Sep 8, 2016

Theosophy and the Mystery of Trust

A Movement or Nation Can Only Survive
If It Has This Basic Quality at Its Foundation

John Garrigues



One of the most sacred words in the English language is “Trust” - a winged messenger from soul to soul. Trust is an innate quality and not an empty abstraction. It is spontaneous in expression, else it is not Trust.

The highest expression of trust is that between true Teacher and earnest learner; the next highest, that between learners of that same true Teacher. Then there is the trust, sublime indeed, vested in the mother by the incarnating Ego; when permitted to expand this is a trust which will encompass the whole immediate family and extend in the progress of time to neighbor, to community, to state and  nation and thus to the world. Upon reflection it becomes evident that no action would be instituted by beings, were it not for an underlying, spontaneous trusting that “Life sustains all forms requiring life”.

Can a nation survive which has not this basic quality as foundation? The answer must be in the negative, well attested and corroborated by history. The same sad results accrue where there is not spontaneous and sustained trust between nations or between individuals: a rupture of friendship and a separative basis becomes the rule. The history of the past affords valuable enough criterion, but for the student of Theosophy there is abundant, immediate history yielding lessons of the greatest import on the principle and application of Trust.

The teacher, H. P. Blavatsky, came into a distrusting and a mistrusting world carrying a Message of Trust from Those whom she trusted and who trusted her. Her life and work bear witness to the fact that H.P.B. also trusted in humanity, in her own power to teach and in humanity’s power to learn; therefore, her Great Sacrifice. Humanity in the mass failed to trust her, as is well known by the few students of the philosophy she brought.

If Trust is innate, why does it lack expression? This is not an unsolvable mystery, for Man has the self-conscious power to choose - a power used for untold centuries to place trust in anything and everything outside the man himself. Mankind in its infancy and periodically thereafter was instructed as to “right behaviour” by those Elders Brothers of the race who themselves reached their high estate through observation and experience, and who in their turn had been helped in their progress by still other Elder Brothers of a Line which reaches back and yet further back into the night of time.

The Path of self-induced and self-devised exertion being thus plainly marked, mankind has had to make efforts on its own account, else no lesson would be truly learned. It was, then, in efforts at application where failures occurred; with failures came a gradual loss of the sense of individual responsibility; concurrent with this loss came some to set up claims as teachers and guides. Trust in this manner misplaced, there sprang up ideas of personal gods, formal religions, vicarious atonements and in time the reign of the doctrine of irresponsibility. But even these evils besetting man - brought on by himself - come to the end of their cycle.

SUPPLIED MATERIAL:

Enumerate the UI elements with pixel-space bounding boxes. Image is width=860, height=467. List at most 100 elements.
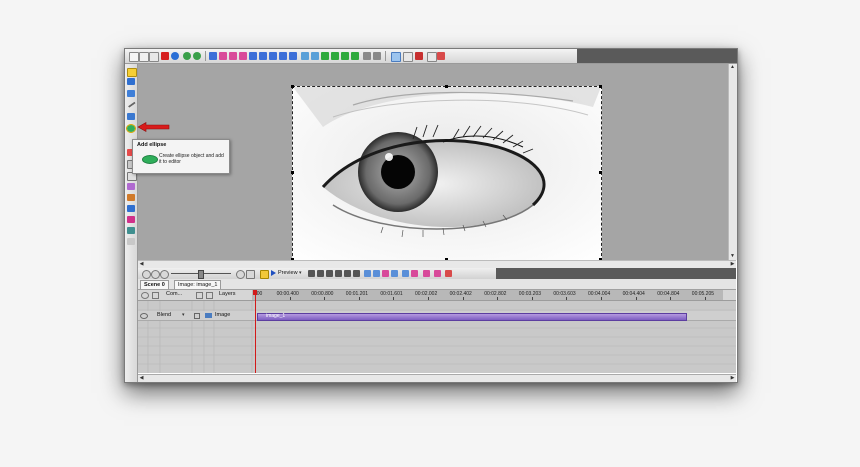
lock-column-icon[interactable] xyxy=(152,292,159,299)
snap-icon[interactable] xyxy=(391,270,398,277)
align-top-icon[interactable] xyxy=(249,52,257,60)
go-end-icon[interactable] xyxy=(353,270,360,277)
tooltip-title: Add ellipse xyxy=(137,142,167,148)
remove-keyframe-icon[interactable] xyxy=(434,270,441,277)
clock-icon[interactable] xyxy=(260,270,269,279)
align-bottom-icon[interactable] xyxy=(269,52,277,60)
layer-image-icon xyxy=(205,313,212,318)
chart-icon[interactable] xyxy=(127,183,135,190)
step-back-icon[interactable] xyxy=(317,270,324,277)
step-forward-icon[interactable] xyxy=(344,270,351,277)
scroll-up-icon[interactable]: ▲ xyxy=(729,64,736,71)
tab-scene[interactable]: Scene 0 xyxy=(140,280,169,289)
close-icon[interactable] xyxy=(437,52,445,60)
new-icon[interactable] xyxy=(129,52,139,62)
visibility-icon[interactable] xyxy=(141,292,149,299)
arrow-down-icon[interactable] xyxy=(331,52,339,60)
scroll-right-icon[interactable]: ▶ xyxy=(729,261,736,268)
export-icon[interactable] xyxy=(403,52,413,62)
align-middle-icon[interactable] xyxy=(259,52,267,60)
timeline-settings-icon[interactable] xyxy=(246,270,255,279)
scroll-down-icon[interactable]: ▼ xyxy=(729,253,736,260)
comment-icon[interactable] xyxy=(127,90,135,97)
dropdown-icon[interactable] xyxy=(196,292,203,299)
prev-frame-icon[interactable] xyxy=(326,270,333,277)
distribute-vertical-icon[interactable] xyxy=(289,52,297,60)
distribute-icon[interactable] xyxy=(279,52,287,60)
go-start-icon[interactable] xyxy=(308,270,315,277)
next-frame-icon[interactable] xyxy=(335,270,342,277)
person-icon[interactable] xyxy=(127,194,135,201)
rectangle-icon[interactable] xyxy=(127,113,135,120)
subtitle-icon[interactable] xyxy=(127,205,135,212)
zoom-fit-icon[interactable] xyxy=(160,270,169,279)
ruler-tick xyxy=(635,297,637,300)
canvas-vertical-scrollbar[interactable]: ▲ ▼ xyxy=(728,64,737,260)
tooltip-body: Create ellipse object and add it to edit… xyxy=(159,153,224,165)
ruler-tick xyxy=(289,297,291,300)
timeline-horizontal-scrollbar[interactable]: ◀ ▶ xyxy=(138,374,736,382)
scroll-left-icon[interactable]: ◀ xyxy=(138,261,145,268)
open-icon[interactable] xyxy=(139,52,149,62)
ruler-tick-label: 00:00.400 xyxy=(276,291,299,297)
layer-expand-icon[interactable] xyxy=(194,313,200,319)
zoom-in-icon[interactable] xyxy=(142,270,151,279)
arrow-up-icon[interactable] xyxy=(321,52,329,60)
align-center-icon[interactable] xyxy=(229,52,237,60)
ruler-tick-label: 00:04.804 xyxy=(657,291,680,297)
save-icon[interactable] xyxy=(149,52,159,62)
align-right-icon[interactable] xyxy=(239,52,247,60)
send-back-icon[interactable] xyxy=(351,52,359,60)
timeline-scroll-left-icon[interactable]: ◀ xyxy=(138,375,145,382)
zoom-out-icon[interactable] xyxy=(151,270,160,279)
record-icon[interactable] xyxy=(415,52,423,60)
playhead-marker[interactable] xyxy=(253,290,257,295)
undo-icon[interactable] xyxy=(183,52,191,60)
playhead[interactable] xyxy=(255,290,256,373)
marker-icon[interactable] xyxy=(382,270,389,277)
key-icon[interactable] xyxy=(411,270,418,277)
timeline-scroll-right-icon[interactable]: ▶ xyxy=(729,375,736,382)
grid-icon[interactable] xyxy=(209,52,217,60)
blend-dropdown-icon[interactable]: ▾ xyxy=(182,312,185,318)
select-icon[interactable] xyxy=(127,68,137,77)
delete-icon[interactable] xyxy=(161,52,169,60)
preview-window-icon[interactable] xyxy=(391,52,401,62)
tab-object[interactable]: Image: image_1 xyxy=(174,280,222,289)
expand-icon[interactable] xyxy=(206,292,213,299)
text-icon[interactable] xyxy=(127,78,135,85)
time-ruler[interactable]: 000 00:00.400 00:00.800 00:01.201 00:01.601 0… xyxy=(252,290,723,300)
blend-mode-label[interactable]: Blend xyxy=(157,312,171,318)
split-icon[interactable] xyxy=(373,270,380,277)
lock-icon[interactable] xyxy=(363,52,371,60)
fit-timeline-icon[interactable] xyxy=(364,270,371,277)
zoom-max-icon[interactable] xyxy=(236,270,245,279)
image-clip[interactable]: image_1 xyxy=(257,313,687,321)
group-icon[interactable] xyxy=(301,52,309,60)
ruler-tick-label: 00:04.004 xyxy=(588,291,611,297)
unlock-icon[interactable] xyxy=(373,52,381,60)
audio-wave-icon[interactable] xyxy=(402,270,409,277)
tools-panel xyxy=(125,64,138,382)
audio-icon[interactable] xyxy=(127,216,135,223)
redo-icon[interactable] xyxy=(193,52,201,60)
clear-icon[interactable] xyxy=(445,270,452,277)
settings-icon[interactable] xyxy=(427,52,437,62)
keyframe-icon[interactable] xyxy=(423,270,430,277)
table-icon[interactable] xyxy=(127,227,135,234)
ungroup-icon[interactable] xyxy=(311,52,319,60)
canvas-horizontal-scrollbar[interactable]: ◀ ▶ xyxy=(138,260,736,268)
play-icon xyxy=(271,270,276,276)
bring-front-icon[interactable] xyxy=(341,52,349,60)
cut-icon[interactable] xyxy=(171,52,179,60)
move-icon[interactable] xyxy=(127,238,135,245)
preview-dropdown-icon[interactable]: ▾ xyxy=(299,270,303,277)
line-icon[interactable] xyxy=(126,99,136,108)
ellipse-icon[interactable] xyxy=(126,124,136,133)
align-left-icon[interactable] xyxy=(219,52,227,60)
ruler-tick xyxy=(358,297,360,300)
eye-image[interactable] xyxy=(292,86,602,261)
zoom-slider-thumb[interactable] xyxy=(198,270,204,279)
red-arrow-annotation xyxy=(137,122,170,132)
layer-visibility-icon[interactable] xyxy=(140,313,148,319)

WRITTEN INSTRUCTION 1: In the essay on Theosophy and trust, which relationship is said to hold the highest expression of trust?
WRITTEN INSTRUCTION 2: Rewrite the essay on Theosophy and trust from "Sep 8, 2016" to "is not Trust.", replacing "winged messenger" with "swift messenger".
WRITTEN INSTRUCTION 3: Write the next part of the essay on Theosophy and trust, picking up after its final sentence.

RESPONSE 1: The relationship between true Teacher and earnest learner.

RESPONSE 2:
Sep 8, 2016

Theosophy and the Mystery of Trust

A Movement or Nation Can Only Survive
If It Has This Basic Quality at Its Foundation

John Garrigues



One of the most sacred words in the English language is “Trust” - a swift messenger from soul to soul. Trust is an innate quality and not an empty abstraction. It is spontaneous in expression, else it is not Trust.

RESPONSE 3:
It was at the closing of such a cycle that H.P.B. struck a fresh key-note for a better and brighter era. She knew the time as a transition period in the history of man, when every system of thought, science, religion, government, and society was changing; that such a period lends itself to the promulgation of true ideas, but also opens the door to abuses of every description, especially of those who volunteer to direct the newly-shaping current of thought into constructive channels. Distrust and mistrust become equally powerful forces with Trust. But, just as in the case of those few brave souls who risked all to establish this Republic [the United States of America], so H.P.B. found a few volunteers to help found and foster the theosophical movement once more in the world of men. She found a very few who trusted her, and who kept alive the Movement she started. There are more now than in her time to carry on, but not too many as yet! It is evident that the spontaneous Trust does not yet find expression as it ought, after more than fifty years. [1]

William Q. Judge, who trusted H.P.B., and whom she trusted, once quoted some words to arouse that Trust innate in the heart of everyone who reads them:

“We appeal therefore, to all who wish to raise themselves and their fellow creatures - man and beast - out of the thoughtless jog-trot of selfish everyday life. It is not thought that Utopia can be established in a day: but through the spreading of the idea of Universal Brotherhood, the truth in all things may be discovered.  What is wanted is true knowledge of the spiritual condition of man, his aim and destiny. Such a study leads us to accept the utterance of Prajapati to his sons: ‘Be restrained, be liberal, be merciful’, it is the death of selfishness.” [2]

And Robert Crosbie, who founded the United Lodge of Theosophists in Trust to the Teachers, said: “… To me it seems that ‘trust’ is the bond that binds, that makes the strength of the Movement, for it is of the heart.”

NOTES:

[1] The theosophical movement was founded in 1875.  The present article was first published in 1934. (CCA)

[2] Garrigues is quoting an article entitled “The Path”. See “Theosophical Articles”, W. Q. Judge, Theosophy Co., Los Angeles, Vol. II, p. 572. (CCA)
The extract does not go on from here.